Your task is to copy the listing exactly, with the pictures left out.

◆ Supplied information:

__________

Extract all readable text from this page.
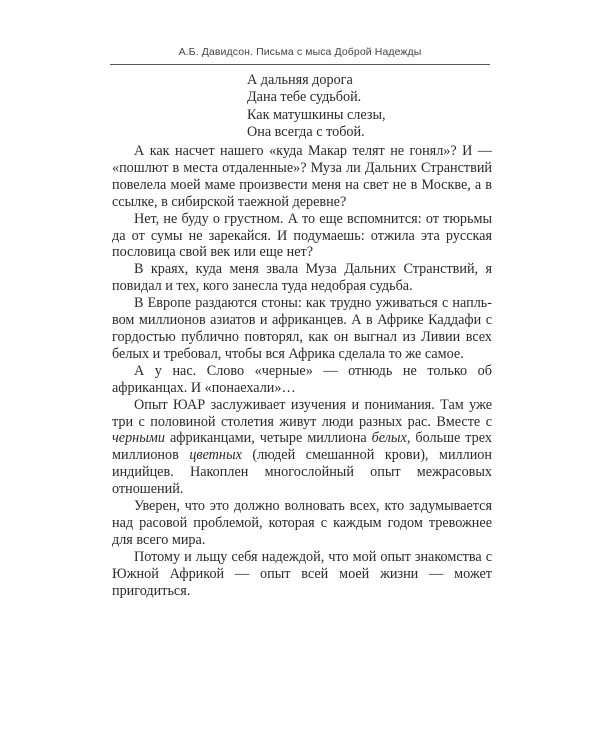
А.Б. Давидсон. Письма с мыса Доброй Надежды
А дальняя дорога
Дана тебе судьбой.
Как матушкины слезы,
Она всегда с тобой.

А как насчет нашего «куда Макар телят не гонял»? И — «пошлют в места отдаленные»? Муза ли Дальних Странствий повелела моей маме произвести меня на свет не в Москве, а в ссылке, в сибирской таежной деревне?

Нет, не буду о грустном. А то еще вспомнится: от тюрьмы да от сумы не зарекайся. И подумаешь: отжила эта русская пословица свой век или еще нет?

В краях, куда меня звала Муза Дальних Странствий, я повидал и тех, кого занесла туда недобрая судьба.

В Европе раздаются стоны: как трудно уживаться с напльвом миллионов азиатов и африканцев. А в Африке Каддафи с гордостью публично повторял, как он выгнал из Ливии всех белых и требовал, чтобы вся Африка сделала то же самое.

А у нас. Слово «черные» — отнюдь не только об африканцах. И «понаехали»…

Опыт ЮАР заслуживает изучения и понимания. Там уже три с половиной столетия живут люди разных рас. Вместе с черными африканцами, четыре миллиона белых, больше трех миллионов цветных (людей смешанной крови), миллион индийцев. Накоплен многослойный опыт межрасовых отношений.

Уверен, что это должно волновать всех, кто задумывается над расовой проблемой, которая с каждым годом тревожнее для всего мира.

Потому и льщу себя надеждой, что мой опыт знакомства с Южной Африкой — опыт всей моей жизни — может пригодиться.
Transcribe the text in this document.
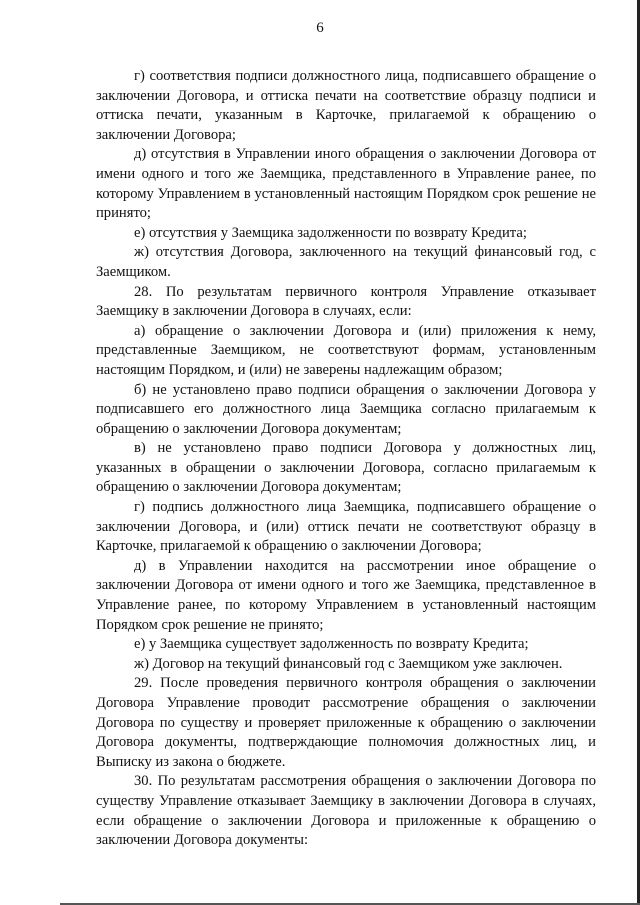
6

г) соответствия подписи должностного лица, подписавшего обращение о заключении Договора, и оттиска печати на соответствие образцу подписи и оттиска печати, указанным в Карточке, прилагаемой к обращению о заключении Договора;

д) отсутствия в Управлении иного обращения о заключении Договора от имени одного и того же Заемщика, представленного в Управление ранее, по которому Управлением в установленный настоящим Порядком срок решение не принято;

е) отсутствия у Заемщика задолженности по возврату Кредита;

ж) отсутствия Договора, заключенного на текущий финансовый год, с Заемщиком.

28. По результатам первичного контроля Управление отказывает Заемщику в заключении Договора в случаях, если:

а) обращение о заключении Договора и (или) приложения к нему, представленные Заемщиком, не соответствуют формам, установленным настоящим Порядком, и (или) не заверены надлежащим образом;

б) не установлено право подписи обращения о заключении Договора у подписавшего его должностного лица Заемщика согласно прилагаемым к обращению о заключении Договора документам;

в) не установлено право подписи Договора у должностных лиц, указанных в обращении о заключении Договора, согласно прилагаемым к обращению о заключении Договора документам;

г) подпись должностного лица Заемщика, подписавшего обращение о заключении Договора, и (или) оттиск печати не соответствуют образцу в Карточке, прилагаемой к обращению о заключении Договора;

д) в Управлении находится на рассмотрении иное обращение о заключении Договора от имени одного и того же Заемщика, представленное в Управление ранее, по которому Управлением в установленный настоящим Порядком срок решение не принято;

е) у Заемщика существует задолженность по возврату Кредита;

ж) Договор на текущий финансовый год с Заемщиком уже заключен.

29. После проведения первичного контроля обращения о заключении Договора Управление проводит рассмотрение обращения о заключении Договора по существу и проверяет приложенные к обращению о заключении Договора документы, подтверждающие полномочия должностных лиц, и Выписку из закона о бюджете.

30. По результатам рассмотрения обращения о заключении Договора по существу Управление отказывает Заемщику в заключении Договора в случаях, если обращение о заключении Договора и приложенные к обращению о заключении Договора документы:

__________

◆ Task solution:
Extract all readable text from this page.
А.Б. Давидсон. Письма с мыса Доброй Надежды
А дальняя дорога
Дана тебе судьбой.
Как матушкины слезы,
Она всегда с тобой.

А как насчет нашего «куда Макар телят не гонял»? И — «пошлют в места отдаленные»? Муза ли Дальних Странствий повелела моей маме произвести меня на свет не в Москве, а в ссылке, в сибирской таежной деревне?

Нет, не буду о грустном. А то еще вспомнится: от тюрьмы да от сумы не зарекайся. И подумаешь: отжила эта русская пословица свой век или еще нет?

В краях, куда меня звала Муза Дальних Странствий, я повидал и тех, кого занесла туда недобрая судьба.

В Европе раздаются стоны: как трудно уживаться с напльвом миллионов азиатов и африканцев. А в Африке Каддафи с гордостью публично повторял, как он выгнал из Ливии всех белых и требовал, чтобы вся Африка сделала то же самое.

А у нас. Слово «черные» — отнюдь не только об африканцах. И «понаехали»…

Опыт ЮАР заслуживает изучения и понимания. Там уже три с половиной столетия живут люди разных рас. Вместе с черными африканцами, четыре миллиона белых, больше трех миллионов цветных (людей смешанной крови), миллион индийцев. Накоплен многослойный опыт межрасовых отношений.

Уверен, что это должно волновать всех, кто задумывается над расовой проблемой, которая с каждым годом тревожнее для всего мира.

Потому и льщу себя надеждой, что мой опыт знакомства с Южной Африкой — опыт всей моей жизни — может пригодиться.
Transcribe the text in this document.
6

г) соответствия подписи должностного лица, подписавшего обращение о заключении Договора, и оттиска печати на соответствие образцу подписи и оттиска печати, указанным в Карточке, прилагаемой к обращению о заключении Договора;

д) отсутствия в Управлении иного обращения о заключении Договора от имени одного и того же Заемщика, представленного в Управление ранее, по которому Управлением в установленный настоящим Порядком срок решение не принято;

е) отсутствия у Заемщика задолженности по возврату Кредита;

ж) отсутствия Договора, заключенного на текущий финансовый год, с Заемщиком.

28. По результатам первичного контроля Управление отказывает Заемщику в заключении Договора в случаях, если:

а) обращение о заключении Договора и (или) приложения к нему, представленные Заемщиком, не соответствуют формам, установленным настоящим Порядком, и (или) не заверены надлежащим образом;

б) не установлено право подписи обращения о заключении Договора у подписавшего его должностного лица Заемщика согласно прилагаемым к обращению о заключении Договора документам;

в) не установлено право подписи Договора у должностных лиц, указанных в обращении о заключении Договора, согласно прилагаемым к обращению о заключении Договора документам;

г) подпись должностного лица Заемщика, подписавшего обращение о заключении Договора, и (или) оттиск печати не соответствуют образцу в Карточке, прилагаемой к обращению о заключении Договора;

д) в Управлении находится на рассмотрении иное обращение о заключении Договора от имени одного и того же Заемщика, представленное в Управление ранее, по которому Управлением в установленный настоящим Порядком срок решение не принято;

е) у Заемщика существует задолженность по возврату Кредита;

ж) Договор на текущий финансовый год с Заемщиком уже заключен.

29. После проведения первичного контроля обращения о заключении Договора Управление проводит рассмотрение обращения о заключении Договора по существу и проверяет приложенные к обращению о заключении Договора документы, подтверждающие полномочия должностных лиц, и Выписку из закона о бюджете.

30. По результатам рассмотрения обращения о заключении Договора по существу Управление отказывает Заемщику в заключении Договора в случаях, если обращение о заключении Договора и приложенные к обращению о заключении Договора документы:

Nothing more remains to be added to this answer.